> _Work to be completed_
In the data, extract each line that holds the string "Freitag".

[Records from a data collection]
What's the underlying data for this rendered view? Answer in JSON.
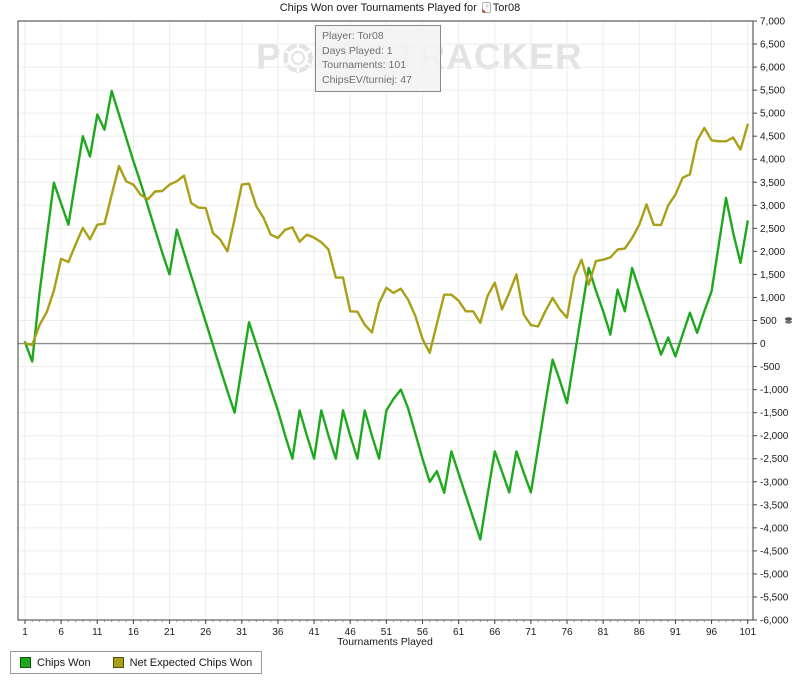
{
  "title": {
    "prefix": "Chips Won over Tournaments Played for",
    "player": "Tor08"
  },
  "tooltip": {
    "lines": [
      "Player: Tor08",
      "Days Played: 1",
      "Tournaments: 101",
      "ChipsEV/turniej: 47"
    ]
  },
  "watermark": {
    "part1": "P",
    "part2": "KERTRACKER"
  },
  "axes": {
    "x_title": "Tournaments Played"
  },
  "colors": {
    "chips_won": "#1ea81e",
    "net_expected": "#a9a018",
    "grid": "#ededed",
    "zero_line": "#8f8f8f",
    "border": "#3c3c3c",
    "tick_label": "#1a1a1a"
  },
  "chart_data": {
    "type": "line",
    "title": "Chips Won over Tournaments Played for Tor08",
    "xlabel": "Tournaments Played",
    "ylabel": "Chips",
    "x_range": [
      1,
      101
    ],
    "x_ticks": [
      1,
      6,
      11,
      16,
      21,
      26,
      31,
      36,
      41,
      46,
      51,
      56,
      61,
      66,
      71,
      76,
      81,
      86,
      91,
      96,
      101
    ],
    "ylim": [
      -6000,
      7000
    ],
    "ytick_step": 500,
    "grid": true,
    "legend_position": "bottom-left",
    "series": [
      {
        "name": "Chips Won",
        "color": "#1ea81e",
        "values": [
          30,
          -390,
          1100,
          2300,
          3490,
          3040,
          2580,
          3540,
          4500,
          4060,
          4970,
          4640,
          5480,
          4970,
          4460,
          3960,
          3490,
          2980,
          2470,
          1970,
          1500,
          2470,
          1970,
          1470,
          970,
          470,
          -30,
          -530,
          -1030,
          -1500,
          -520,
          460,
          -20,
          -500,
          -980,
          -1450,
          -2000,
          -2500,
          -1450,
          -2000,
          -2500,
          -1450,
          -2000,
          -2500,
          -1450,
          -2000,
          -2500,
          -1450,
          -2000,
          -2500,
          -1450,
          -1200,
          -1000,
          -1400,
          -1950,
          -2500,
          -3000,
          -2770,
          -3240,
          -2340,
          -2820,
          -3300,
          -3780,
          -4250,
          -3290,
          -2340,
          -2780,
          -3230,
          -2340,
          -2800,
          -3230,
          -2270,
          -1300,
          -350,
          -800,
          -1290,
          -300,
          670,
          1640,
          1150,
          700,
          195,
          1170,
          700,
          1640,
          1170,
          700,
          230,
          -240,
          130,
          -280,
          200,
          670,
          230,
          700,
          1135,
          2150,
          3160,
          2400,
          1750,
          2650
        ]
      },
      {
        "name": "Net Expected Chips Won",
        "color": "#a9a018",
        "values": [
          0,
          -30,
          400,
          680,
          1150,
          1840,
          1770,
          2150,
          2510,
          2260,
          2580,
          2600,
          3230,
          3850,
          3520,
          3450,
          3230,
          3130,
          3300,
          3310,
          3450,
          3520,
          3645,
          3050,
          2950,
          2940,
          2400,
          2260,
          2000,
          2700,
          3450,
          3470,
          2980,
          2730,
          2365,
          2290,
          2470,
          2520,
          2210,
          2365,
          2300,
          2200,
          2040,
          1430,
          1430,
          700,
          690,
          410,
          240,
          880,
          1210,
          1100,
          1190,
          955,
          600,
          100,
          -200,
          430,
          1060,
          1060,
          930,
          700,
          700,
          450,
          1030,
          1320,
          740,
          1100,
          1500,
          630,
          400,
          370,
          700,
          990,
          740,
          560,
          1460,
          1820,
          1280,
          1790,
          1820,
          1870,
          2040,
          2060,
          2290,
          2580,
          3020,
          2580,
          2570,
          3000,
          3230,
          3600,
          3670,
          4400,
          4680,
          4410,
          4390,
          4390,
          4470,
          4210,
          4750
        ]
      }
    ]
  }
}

--

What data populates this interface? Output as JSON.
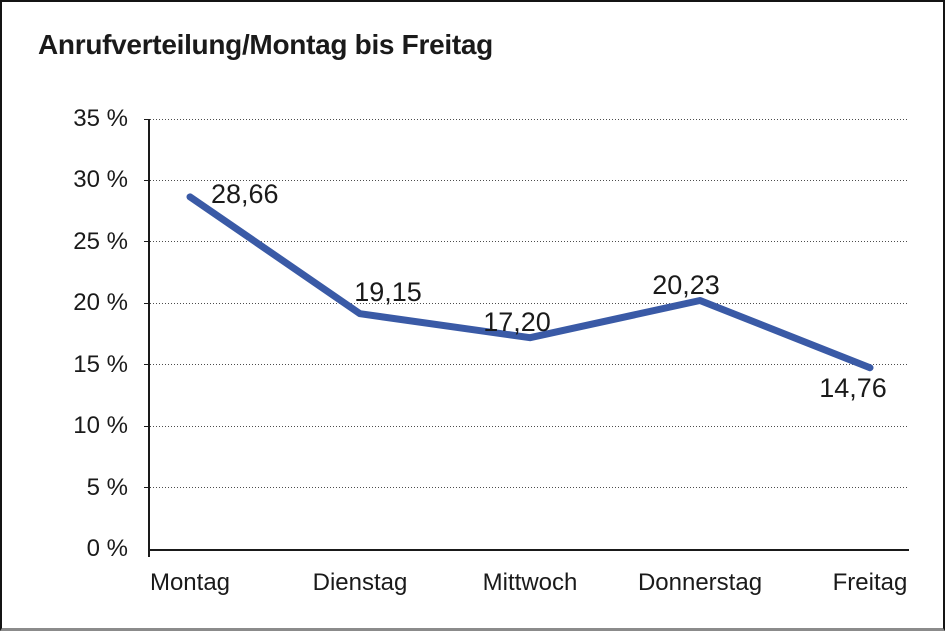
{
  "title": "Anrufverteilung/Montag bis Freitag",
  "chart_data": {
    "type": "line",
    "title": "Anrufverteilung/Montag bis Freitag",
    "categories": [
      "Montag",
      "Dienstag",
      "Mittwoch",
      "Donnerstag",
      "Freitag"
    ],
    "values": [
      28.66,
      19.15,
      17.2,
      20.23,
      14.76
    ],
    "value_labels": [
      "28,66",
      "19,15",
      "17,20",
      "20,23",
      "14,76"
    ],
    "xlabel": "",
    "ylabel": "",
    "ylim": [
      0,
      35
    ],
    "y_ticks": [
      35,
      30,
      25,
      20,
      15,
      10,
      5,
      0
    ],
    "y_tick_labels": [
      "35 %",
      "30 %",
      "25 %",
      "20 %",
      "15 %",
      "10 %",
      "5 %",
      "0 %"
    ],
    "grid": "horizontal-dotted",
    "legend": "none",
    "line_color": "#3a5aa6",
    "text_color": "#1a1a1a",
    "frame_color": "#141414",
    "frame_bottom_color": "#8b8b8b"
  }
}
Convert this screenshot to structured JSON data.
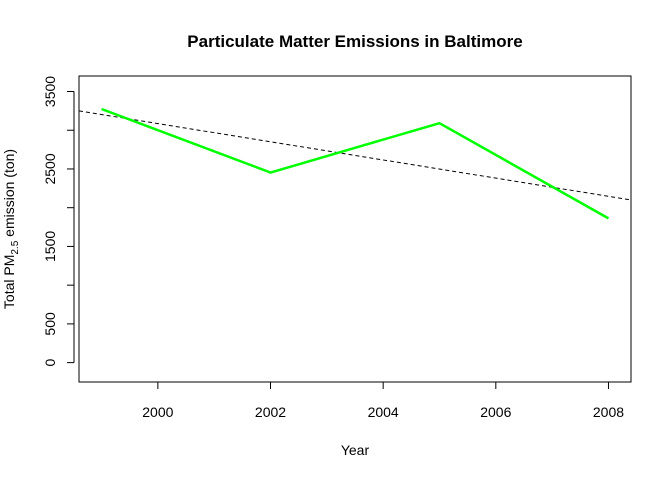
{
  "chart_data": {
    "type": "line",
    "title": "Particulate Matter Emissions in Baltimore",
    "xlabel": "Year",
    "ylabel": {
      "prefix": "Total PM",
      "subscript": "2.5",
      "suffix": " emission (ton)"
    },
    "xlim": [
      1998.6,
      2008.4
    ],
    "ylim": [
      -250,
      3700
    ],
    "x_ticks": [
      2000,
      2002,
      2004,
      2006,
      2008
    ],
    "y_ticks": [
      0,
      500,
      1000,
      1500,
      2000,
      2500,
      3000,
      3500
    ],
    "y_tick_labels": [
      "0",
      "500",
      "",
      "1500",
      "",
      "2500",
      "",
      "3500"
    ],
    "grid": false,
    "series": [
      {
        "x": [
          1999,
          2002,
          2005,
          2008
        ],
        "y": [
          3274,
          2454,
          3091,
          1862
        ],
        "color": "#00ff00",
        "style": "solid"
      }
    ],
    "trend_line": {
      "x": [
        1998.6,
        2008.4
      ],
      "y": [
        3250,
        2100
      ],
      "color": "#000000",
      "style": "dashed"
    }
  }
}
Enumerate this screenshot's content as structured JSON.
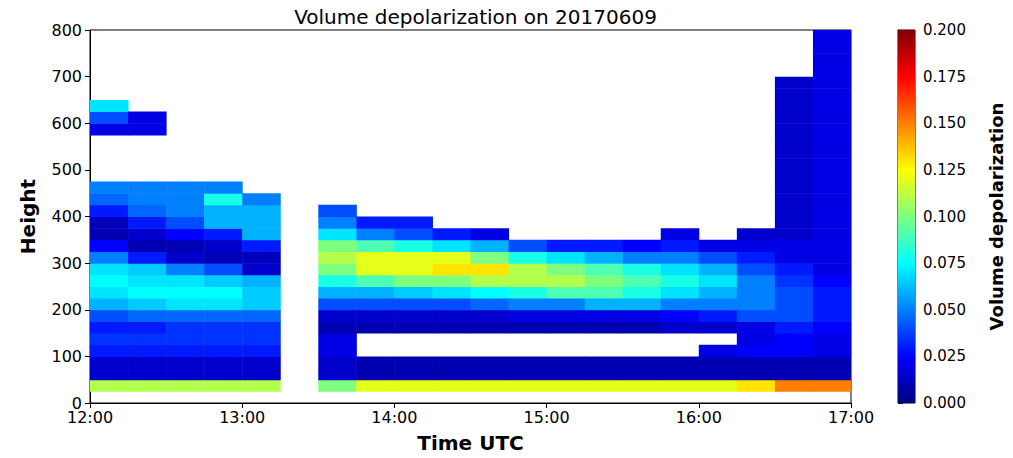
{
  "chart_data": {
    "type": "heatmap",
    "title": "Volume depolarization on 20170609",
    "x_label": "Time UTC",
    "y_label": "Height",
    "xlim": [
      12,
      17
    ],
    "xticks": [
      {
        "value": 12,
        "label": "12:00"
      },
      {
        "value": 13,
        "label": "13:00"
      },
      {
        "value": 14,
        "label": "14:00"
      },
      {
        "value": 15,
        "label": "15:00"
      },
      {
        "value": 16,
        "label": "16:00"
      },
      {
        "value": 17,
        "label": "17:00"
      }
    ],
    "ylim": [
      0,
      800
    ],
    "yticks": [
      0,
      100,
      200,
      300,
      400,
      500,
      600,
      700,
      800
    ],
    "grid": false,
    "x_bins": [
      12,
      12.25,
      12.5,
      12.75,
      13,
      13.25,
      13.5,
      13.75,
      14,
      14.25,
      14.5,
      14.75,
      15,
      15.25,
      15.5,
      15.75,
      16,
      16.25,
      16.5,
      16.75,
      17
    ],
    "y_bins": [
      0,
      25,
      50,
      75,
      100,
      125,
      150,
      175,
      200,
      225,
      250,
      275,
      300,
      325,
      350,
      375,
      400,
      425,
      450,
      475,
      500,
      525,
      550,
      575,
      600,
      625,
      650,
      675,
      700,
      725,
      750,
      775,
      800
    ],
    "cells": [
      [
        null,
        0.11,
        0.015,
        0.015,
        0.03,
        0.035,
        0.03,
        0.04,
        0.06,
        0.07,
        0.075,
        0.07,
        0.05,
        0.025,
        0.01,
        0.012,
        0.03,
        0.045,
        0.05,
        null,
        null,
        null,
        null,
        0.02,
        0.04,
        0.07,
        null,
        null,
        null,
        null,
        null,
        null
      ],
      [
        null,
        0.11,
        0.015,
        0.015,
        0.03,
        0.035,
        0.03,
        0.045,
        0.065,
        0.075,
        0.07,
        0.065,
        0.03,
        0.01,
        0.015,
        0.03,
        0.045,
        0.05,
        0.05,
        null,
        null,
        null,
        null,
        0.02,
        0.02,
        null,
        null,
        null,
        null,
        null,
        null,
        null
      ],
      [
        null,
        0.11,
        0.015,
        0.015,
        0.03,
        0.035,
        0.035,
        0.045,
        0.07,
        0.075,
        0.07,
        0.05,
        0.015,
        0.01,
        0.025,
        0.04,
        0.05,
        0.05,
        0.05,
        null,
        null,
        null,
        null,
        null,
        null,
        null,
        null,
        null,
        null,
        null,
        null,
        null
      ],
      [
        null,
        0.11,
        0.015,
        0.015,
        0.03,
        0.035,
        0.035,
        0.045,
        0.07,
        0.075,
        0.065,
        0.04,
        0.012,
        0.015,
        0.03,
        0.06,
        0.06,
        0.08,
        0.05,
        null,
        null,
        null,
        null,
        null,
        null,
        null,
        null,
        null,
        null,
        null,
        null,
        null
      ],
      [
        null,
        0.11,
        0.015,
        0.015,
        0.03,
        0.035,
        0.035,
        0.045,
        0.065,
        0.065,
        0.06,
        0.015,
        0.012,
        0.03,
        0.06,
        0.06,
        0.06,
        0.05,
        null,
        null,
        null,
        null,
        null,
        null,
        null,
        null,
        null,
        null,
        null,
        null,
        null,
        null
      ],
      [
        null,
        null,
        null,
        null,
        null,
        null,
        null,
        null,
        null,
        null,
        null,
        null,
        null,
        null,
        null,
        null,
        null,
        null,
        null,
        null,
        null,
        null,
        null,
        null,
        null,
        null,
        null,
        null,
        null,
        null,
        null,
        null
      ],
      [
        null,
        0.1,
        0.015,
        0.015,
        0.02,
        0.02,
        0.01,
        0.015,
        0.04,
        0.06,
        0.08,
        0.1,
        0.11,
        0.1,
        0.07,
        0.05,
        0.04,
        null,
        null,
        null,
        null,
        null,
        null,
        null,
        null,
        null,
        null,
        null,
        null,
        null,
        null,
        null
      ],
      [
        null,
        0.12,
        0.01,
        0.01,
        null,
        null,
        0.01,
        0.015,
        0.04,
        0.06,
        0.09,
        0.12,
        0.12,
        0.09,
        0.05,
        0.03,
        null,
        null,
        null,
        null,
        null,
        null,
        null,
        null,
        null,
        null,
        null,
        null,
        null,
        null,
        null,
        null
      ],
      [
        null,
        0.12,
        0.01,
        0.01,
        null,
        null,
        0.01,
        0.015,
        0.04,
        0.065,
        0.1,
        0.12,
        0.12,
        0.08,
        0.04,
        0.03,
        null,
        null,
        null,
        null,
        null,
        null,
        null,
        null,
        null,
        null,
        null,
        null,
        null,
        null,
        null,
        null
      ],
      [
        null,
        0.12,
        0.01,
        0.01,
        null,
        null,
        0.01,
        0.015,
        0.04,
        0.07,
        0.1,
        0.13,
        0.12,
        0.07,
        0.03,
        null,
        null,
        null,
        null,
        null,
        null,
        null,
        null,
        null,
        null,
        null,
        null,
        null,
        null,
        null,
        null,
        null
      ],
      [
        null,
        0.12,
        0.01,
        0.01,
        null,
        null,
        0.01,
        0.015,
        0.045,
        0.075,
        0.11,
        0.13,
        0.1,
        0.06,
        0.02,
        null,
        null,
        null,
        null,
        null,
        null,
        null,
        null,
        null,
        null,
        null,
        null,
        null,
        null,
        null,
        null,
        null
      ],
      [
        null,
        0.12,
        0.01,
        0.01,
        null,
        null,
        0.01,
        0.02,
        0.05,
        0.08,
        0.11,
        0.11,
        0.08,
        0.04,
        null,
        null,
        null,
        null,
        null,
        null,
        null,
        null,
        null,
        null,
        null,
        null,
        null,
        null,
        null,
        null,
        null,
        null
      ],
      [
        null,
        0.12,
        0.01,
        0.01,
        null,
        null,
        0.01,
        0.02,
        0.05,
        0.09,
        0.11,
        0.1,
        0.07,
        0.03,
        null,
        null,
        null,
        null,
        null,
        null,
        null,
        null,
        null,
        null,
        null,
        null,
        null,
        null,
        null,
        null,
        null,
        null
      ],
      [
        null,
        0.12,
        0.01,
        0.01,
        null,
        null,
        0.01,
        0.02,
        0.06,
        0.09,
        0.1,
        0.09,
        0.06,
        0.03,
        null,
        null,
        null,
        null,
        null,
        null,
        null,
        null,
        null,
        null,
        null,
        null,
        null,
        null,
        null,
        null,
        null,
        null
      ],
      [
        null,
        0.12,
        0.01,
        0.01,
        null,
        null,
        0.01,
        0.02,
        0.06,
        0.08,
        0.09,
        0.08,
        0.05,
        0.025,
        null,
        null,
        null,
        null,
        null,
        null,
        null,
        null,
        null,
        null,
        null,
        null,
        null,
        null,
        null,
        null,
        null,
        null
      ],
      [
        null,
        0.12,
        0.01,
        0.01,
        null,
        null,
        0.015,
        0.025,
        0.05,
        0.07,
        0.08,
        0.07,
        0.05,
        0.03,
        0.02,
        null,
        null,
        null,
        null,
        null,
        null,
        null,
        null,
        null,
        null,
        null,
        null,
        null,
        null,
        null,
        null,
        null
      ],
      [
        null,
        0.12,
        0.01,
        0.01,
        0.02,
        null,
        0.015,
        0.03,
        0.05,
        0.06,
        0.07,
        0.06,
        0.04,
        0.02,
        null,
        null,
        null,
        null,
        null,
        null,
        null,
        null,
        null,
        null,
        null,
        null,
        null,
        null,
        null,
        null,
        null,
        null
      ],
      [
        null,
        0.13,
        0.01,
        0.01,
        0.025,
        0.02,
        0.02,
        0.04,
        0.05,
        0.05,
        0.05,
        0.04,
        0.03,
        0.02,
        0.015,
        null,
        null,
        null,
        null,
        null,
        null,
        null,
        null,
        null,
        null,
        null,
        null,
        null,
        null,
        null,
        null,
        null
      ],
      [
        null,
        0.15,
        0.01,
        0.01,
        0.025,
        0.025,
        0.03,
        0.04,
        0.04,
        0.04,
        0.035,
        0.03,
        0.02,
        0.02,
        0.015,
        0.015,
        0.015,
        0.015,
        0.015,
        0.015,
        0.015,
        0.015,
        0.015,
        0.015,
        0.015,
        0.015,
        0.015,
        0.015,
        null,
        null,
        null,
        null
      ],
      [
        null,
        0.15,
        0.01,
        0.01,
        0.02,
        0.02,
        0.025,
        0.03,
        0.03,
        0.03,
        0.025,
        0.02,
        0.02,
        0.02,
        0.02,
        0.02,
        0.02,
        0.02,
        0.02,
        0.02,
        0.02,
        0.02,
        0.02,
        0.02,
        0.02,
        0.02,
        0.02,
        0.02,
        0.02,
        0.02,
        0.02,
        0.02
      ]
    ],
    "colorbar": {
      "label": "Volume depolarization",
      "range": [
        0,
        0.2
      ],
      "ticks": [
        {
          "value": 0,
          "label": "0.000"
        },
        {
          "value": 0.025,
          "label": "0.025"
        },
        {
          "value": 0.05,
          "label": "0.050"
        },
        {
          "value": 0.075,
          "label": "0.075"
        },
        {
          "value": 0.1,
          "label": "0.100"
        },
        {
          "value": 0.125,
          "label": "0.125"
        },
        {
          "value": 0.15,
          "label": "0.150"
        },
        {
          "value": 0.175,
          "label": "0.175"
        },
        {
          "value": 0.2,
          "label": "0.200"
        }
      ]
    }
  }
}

> _Written response_
  "title": "Anrufverteilung/Montag bis Freitag",
    "title": "Anrufverteilung/Montag bis Freitag",
      "Freitag"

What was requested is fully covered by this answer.